This Agreement, the Note, the Security Documents and all other agreements and documents executed and/or delivered pursuant hereto, as each may be amended, modified, extended or renewed from time to time, are collectively referred to as the "Loan Documents." Capitalized terms not defined herein shall have the meanings ascribed to them in the Loan Documents.
3. Representations and Warranties. Borrower hereby makes the following representations and warranties, which shall be continuing in nature and remain in full force and effect until the Obligations are paid in full, and which shall be true and correct except as otherwise set forth on the Addendum attached hereto and incorporated herein by reference (the "Addendum"):
3.1. Existence. Power and Authority. If not a natural person, Borrower is duly organized, validly existing and in good standing under the laws of the State of its incorporation or organization and has the power and authority to own and operate its assets and to conduct its business as now or proposed to be carried on, and is duly qualified, licensed and in good standing to do business in all jurisdictions where its ownership of property or the nature of its business requires such qualification or licensing. Borrower is duly authorized to execute and deliver the Loan Documents, all necessary action to authorize the execution and delivery of the Loan Documents has been properly taken, and Borrower is and will continue to be duly authorized to borrow under this Agreement and to perform all of the other terms and provisions of the Loan Documents.
3.2. Financial Statements. Borrower’s financial statements can be found on the U.S. Securities and Exchange Commission’s (“SEC”) EDGAR website (as applicable, the "Historical Financial Statements"). The Historical Financial Statements are true, complete and accurate in all material respects and fairly present the financial condition, assets and liabilities, whether accrued, absolute, contingent or otherwise and the results of Borrower's operations for the period specified therein. The Historical Financial Statements have been prepared in accordance with generally accepted accounting principles ("GAAP") consistently applied from period to period, subject in the case of interim statements to normal year-end adjustments and to any comments and notes acceptable to Lender in its sole discretion.

*INSTRUCTIONS*.
(a) Summarize the loan agreement excerpt in two sentences.
(b) For each statement, answer yes or no according to the loan agreement excerpt, and quote the words that decide it.
(i) The Borrower's representations and warranties end once the Loan Documents are executed.
(ii) The Borrower's financial statements can be found on the SEC's EDGAR website.
(iii) Capitalized terms not defined in the Agreement take their meanings from the Loan Documents.
(c) Answer these questions from the loan agreement excerpt.
(i) Which three items does the definition of "Loan Documents" name individually?
(ii) Where are exceptions to the representations and warranties set forth?
(iii) In accordance with what are the Historical Financial Statements prepared?

*EXTRACTED DATA*.

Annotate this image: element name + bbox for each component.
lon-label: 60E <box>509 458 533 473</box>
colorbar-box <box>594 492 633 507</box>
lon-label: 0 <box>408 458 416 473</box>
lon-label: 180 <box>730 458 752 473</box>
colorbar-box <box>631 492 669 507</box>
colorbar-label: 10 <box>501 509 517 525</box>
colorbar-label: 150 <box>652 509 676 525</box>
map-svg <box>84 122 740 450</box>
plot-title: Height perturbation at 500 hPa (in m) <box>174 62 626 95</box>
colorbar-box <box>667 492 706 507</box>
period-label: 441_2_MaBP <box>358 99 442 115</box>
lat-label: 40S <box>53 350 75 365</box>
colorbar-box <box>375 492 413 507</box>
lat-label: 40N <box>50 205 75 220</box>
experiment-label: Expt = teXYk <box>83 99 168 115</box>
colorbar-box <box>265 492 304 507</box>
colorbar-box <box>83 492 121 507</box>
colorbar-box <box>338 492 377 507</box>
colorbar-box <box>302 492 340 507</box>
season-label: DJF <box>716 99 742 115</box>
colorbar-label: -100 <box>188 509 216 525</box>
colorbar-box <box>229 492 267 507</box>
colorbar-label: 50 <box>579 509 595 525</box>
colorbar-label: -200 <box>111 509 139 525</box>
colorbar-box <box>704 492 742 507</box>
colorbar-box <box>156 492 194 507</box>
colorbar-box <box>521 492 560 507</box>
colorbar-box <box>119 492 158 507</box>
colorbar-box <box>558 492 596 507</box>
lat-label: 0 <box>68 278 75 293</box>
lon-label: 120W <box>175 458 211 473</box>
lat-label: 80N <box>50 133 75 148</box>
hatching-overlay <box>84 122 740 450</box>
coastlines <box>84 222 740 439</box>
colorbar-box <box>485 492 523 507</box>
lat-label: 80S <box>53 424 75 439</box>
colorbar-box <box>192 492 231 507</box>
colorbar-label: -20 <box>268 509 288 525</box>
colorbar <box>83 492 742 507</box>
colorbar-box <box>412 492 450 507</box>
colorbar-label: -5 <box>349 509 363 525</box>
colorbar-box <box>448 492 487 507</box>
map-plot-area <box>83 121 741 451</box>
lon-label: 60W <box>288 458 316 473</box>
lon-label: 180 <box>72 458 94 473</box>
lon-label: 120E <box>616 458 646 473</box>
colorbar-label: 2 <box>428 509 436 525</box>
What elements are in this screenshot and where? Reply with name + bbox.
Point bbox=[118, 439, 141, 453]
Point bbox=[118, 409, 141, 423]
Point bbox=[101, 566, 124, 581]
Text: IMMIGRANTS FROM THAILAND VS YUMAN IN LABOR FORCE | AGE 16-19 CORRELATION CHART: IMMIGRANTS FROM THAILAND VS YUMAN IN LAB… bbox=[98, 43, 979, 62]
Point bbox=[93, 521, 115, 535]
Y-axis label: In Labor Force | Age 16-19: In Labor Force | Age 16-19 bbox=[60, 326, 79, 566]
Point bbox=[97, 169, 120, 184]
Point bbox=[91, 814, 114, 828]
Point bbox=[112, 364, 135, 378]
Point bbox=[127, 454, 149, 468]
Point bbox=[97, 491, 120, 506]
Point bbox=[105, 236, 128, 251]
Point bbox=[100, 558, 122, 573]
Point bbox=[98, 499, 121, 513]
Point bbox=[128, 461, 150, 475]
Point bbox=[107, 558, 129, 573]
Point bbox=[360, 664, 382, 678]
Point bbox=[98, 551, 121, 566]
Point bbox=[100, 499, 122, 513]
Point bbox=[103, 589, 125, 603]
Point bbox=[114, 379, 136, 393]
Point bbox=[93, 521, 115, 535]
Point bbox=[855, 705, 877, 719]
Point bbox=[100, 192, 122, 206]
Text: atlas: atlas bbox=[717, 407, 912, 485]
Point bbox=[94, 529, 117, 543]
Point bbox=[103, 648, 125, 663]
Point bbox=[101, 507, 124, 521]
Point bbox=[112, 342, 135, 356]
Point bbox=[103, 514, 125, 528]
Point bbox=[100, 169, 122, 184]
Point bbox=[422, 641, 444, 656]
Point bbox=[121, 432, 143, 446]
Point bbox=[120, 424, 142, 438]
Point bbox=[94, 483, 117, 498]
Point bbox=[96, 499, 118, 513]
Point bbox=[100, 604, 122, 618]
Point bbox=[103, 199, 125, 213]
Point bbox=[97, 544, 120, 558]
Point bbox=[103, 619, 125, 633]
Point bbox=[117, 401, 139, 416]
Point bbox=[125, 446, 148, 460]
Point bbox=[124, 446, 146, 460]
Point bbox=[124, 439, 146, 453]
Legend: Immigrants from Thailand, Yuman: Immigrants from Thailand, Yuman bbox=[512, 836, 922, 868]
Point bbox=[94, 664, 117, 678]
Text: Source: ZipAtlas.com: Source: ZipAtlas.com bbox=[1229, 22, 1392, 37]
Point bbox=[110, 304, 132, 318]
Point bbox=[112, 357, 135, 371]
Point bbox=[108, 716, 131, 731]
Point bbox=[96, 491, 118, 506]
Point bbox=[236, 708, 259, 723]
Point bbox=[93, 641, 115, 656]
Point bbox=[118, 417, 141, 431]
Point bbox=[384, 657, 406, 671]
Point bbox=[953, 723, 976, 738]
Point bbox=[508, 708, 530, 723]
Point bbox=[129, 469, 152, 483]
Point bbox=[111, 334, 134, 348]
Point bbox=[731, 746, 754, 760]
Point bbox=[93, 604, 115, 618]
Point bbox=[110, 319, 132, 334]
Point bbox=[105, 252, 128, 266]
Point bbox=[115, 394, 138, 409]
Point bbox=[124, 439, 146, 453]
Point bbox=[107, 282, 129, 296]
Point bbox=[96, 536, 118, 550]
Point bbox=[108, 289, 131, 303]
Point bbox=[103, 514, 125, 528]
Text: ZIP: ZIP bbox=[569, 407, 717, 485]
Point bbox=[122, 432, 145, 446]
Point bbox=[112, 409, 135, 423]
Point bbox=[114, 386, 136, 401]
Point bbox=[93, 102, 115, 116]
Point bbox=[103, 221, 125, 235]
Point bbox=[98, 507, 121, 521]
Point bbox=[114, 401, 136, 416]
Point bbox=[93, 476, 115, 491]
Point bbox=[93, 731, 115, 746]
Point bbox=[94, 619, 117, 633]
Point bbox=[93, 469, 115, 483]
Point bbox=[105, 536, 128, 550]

*SOLUTIONS PER TASK*.
(a) The excerpt defines the "Loan Documents" as this Agreement, the Note, the Security Documents and all related agreements and documents. The Borrower also makes representations and warranties that remain in effect until the Obligations are paid in full, except as set forth on the Addendum: if not a natural person, it is duly organized, it is authorized to execute the Loan Documents and to borrow, and its Historical Financial Statements on the SEC's EDGAR website are accurate in all material respects and prepared under GAAP.

(b)
(i) No: "remain in full force and effect until the Obligations are paid in full"
(ii) Yes: "Borrower’s financial statements can be found on the U.S. Securities and Exchange Commission’s (“SEC”) EDGAR website"
(iii) Yes: "Capitalized terms not defined herein shall have the meanings ascribed to them in the Loan Documents."

(c)
(i) This Agreement, the Note and the Security Documents.
(ii) On the Addendum attached to the Agreement.
(iii) Generally accepted accounting principles (GAAP), consistently applied from period to period.